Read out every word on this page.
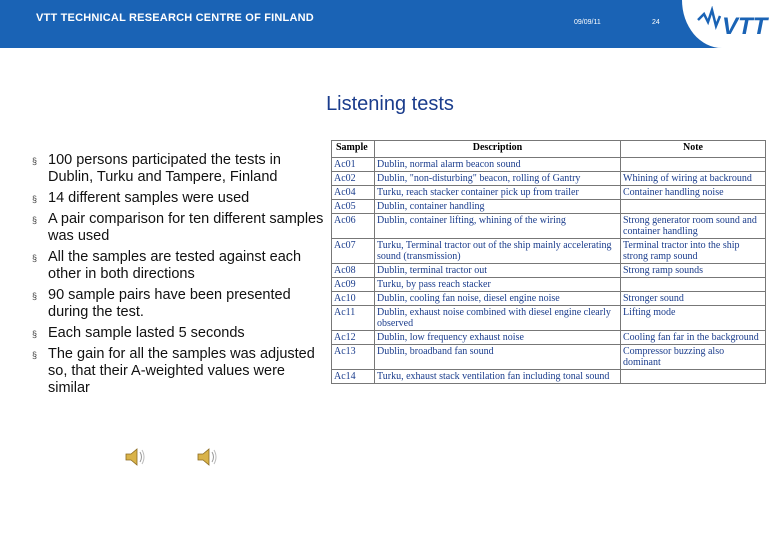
VTT TECHNICAL RESEARCH CENTRE OF FINLAND	09/09/11	24	VTT
Listening tests
§ 100 persons participated the tests in Dublin, Turku and Tampere, Finland
§ 14 different samples were used
§ A pair comparison for ten different samples was used
§ All the samples are tested against each other in both directions
§ 90 sample pairs have been presented during the test.
§ Each sample lasted 5 seconds
§ The gain for all the samples was adjusted so, that their A-weighted values were similar
Sample	Description	Note
Ac01	Dublin, normal alarm beacon sound	
Ac02	Dublin, "non-disturbing" beacon, rolling of Gantry	Whining of wiring at backround
Ac04	Turku, reach stacker container pick up from trailer	Container handling noise
Ac05	Dublin, container handling	
Ac06	Dublin, container lifting, whining of the wiring	Strong generator room sound and container handling
Ac07	Turku, Terminal tractor out of the ship mainly accelerating sound (transmission)	Terminal tractor into the ship strong ramp sound
Ac08	Dublin, terminal tractor out	Strong ramp sounds
Ac09	Turku, by pass reach stacker	
Ac10	Dublin, cooling fan noise, diesel engine noise	Stronger sound
Ac11	Dublin, exhaust noise combined with diesel engine clearly observed	Lifting mode
Ac12	Dublin, low frequency exhaust noise	Cooling fan far in the background
Ac13	Dublin, broadband fan sound	Compressor buzzing also dominant
Ac14	Turku, exhaust stack ventilation fan including tonal sound	
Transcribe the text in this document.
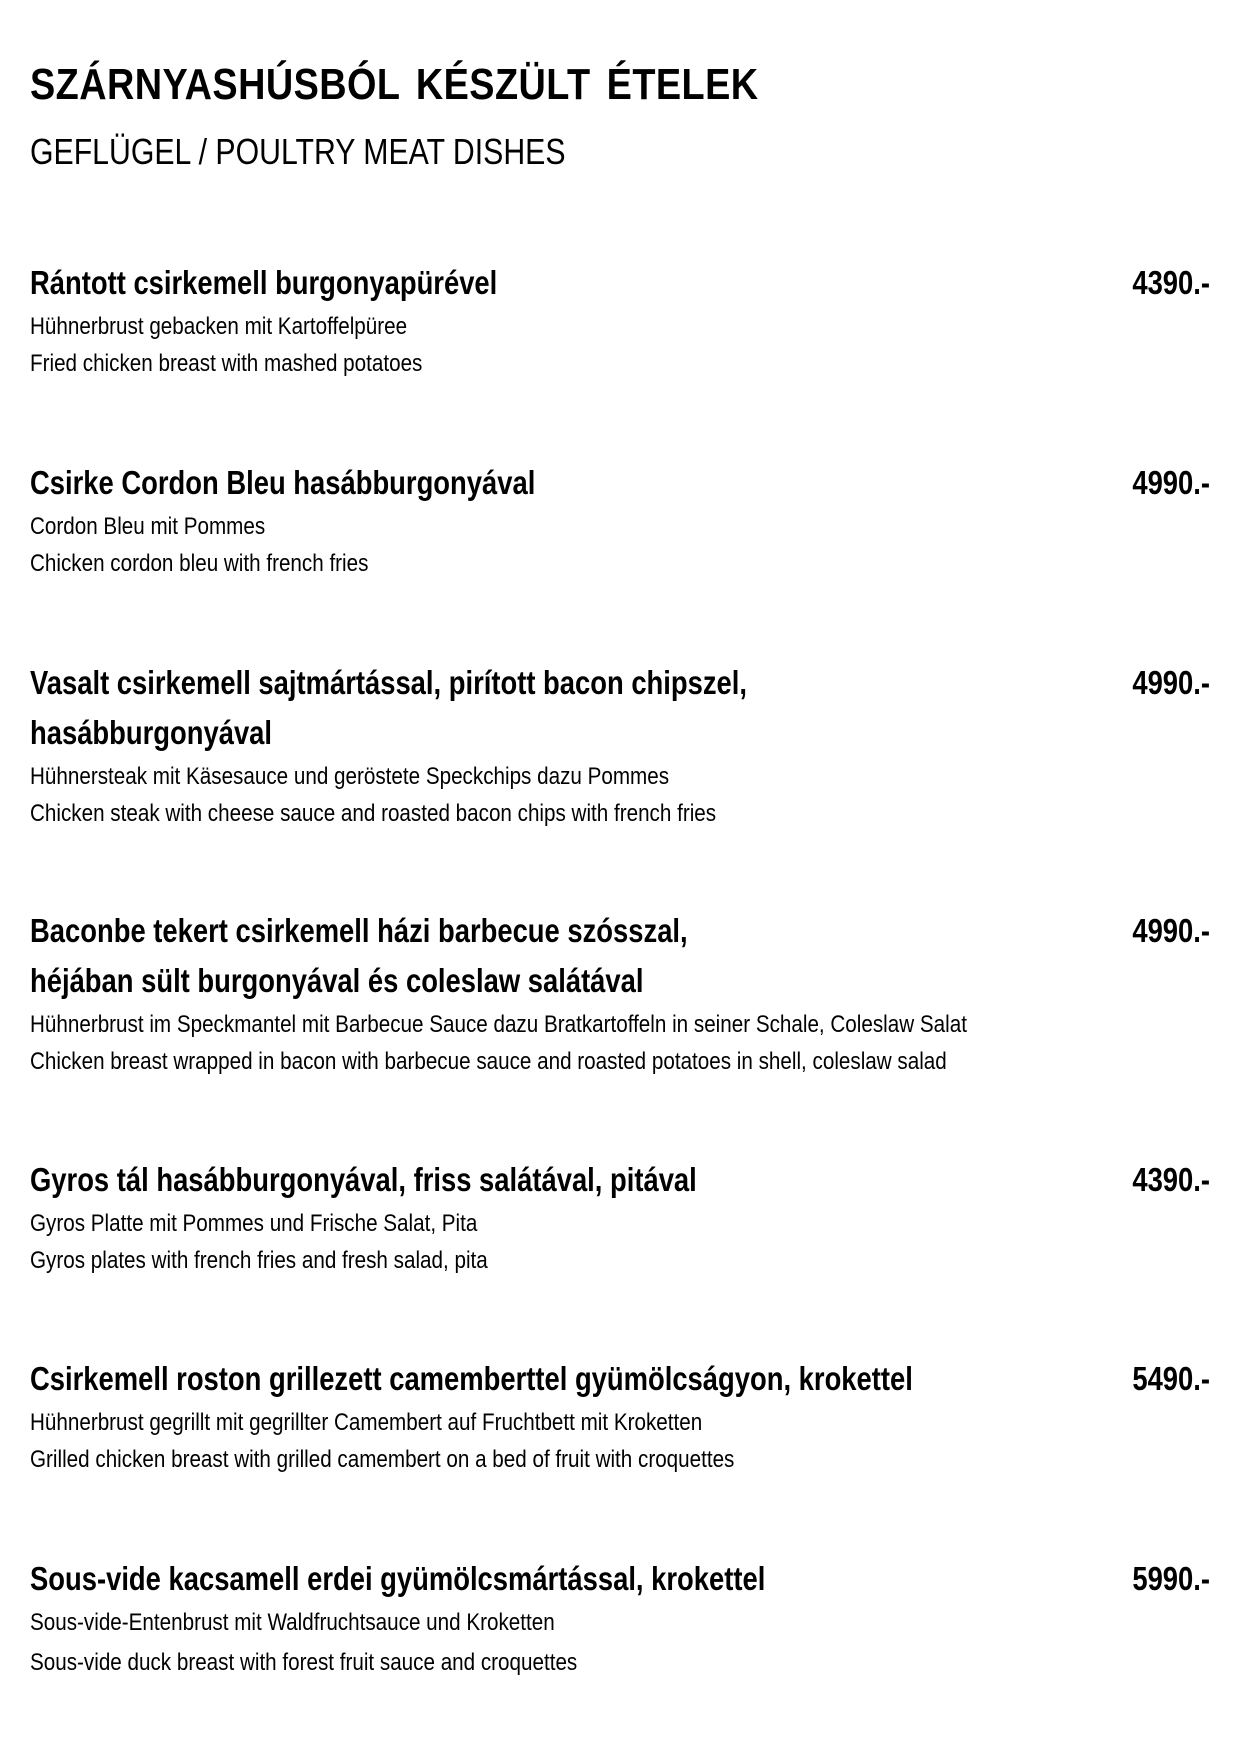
SZÁRNYASHÚSBÓL KÉSZÜLT ÉTELEK
GEFLÜGEL / POULTRY MEAT DISHES
Rántott csirkemell burgonyapürével
Hühnerbrust gebacken mit Kartoffelpüree
Fried chicken breast with mashed potatoes
4390.-
Csirke Cordon Bleu hasábburgonyával
Cordon Bleu mit Pommes
Chicken cordon bleu with french fries
4990.-
Vasalt csirkemell sajtmártással, pirított bacon chipszel,
hasábburgonyával
Hühnersteak mit Käsesauce und geröstete Speckchips dazu Pommes
Chicken steak with cheese sauce and roasted bacon chips with french fries
4990.-
Baconbe tekert csirkemell házi barbecue szósszal,
héjában sült burgonyával és coleslaw salátával
Hühnerbrust im Speckmantel mit Barbecue Sauce dazu Bratkartoffeln in seiner Schale, Coleslaw Salat
Chicken breast wrapped in bacon with barbecue sauce and roasted potatoes in shell, coleslaw salad
4990.-
Gyros tál hasábburgonyával, friss salátával, pitával
Gyros Platte mit Pommes und Frische Salat, Pita
Gyros plates with french fries and fresh salad, pita
4390.-
Csirkemell roston grillezett camemberttel gyümölcságyon, krokettel
Hühnerbrust gegrillt mit gegrillter Camembert auf Fruchtbett mit Kroketten
Grilled chicken breast with grilled camembert on a bed of fruit with croquettes
5490.-
Sous-vide kacsamell erdei gyümölcsmártással, krokettel
Sous-vide-Entenbrust mit Waldfruchtsauce und Kroketten
Sous-vide duck breast with forest fruit sauce and croquettes
5990.-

○ ○ ○ ○ ○ ○ ○

[Exercise goal] Count every line of the material above that holds the string "hasábburgonyával", then state only the total.

[Solution] 3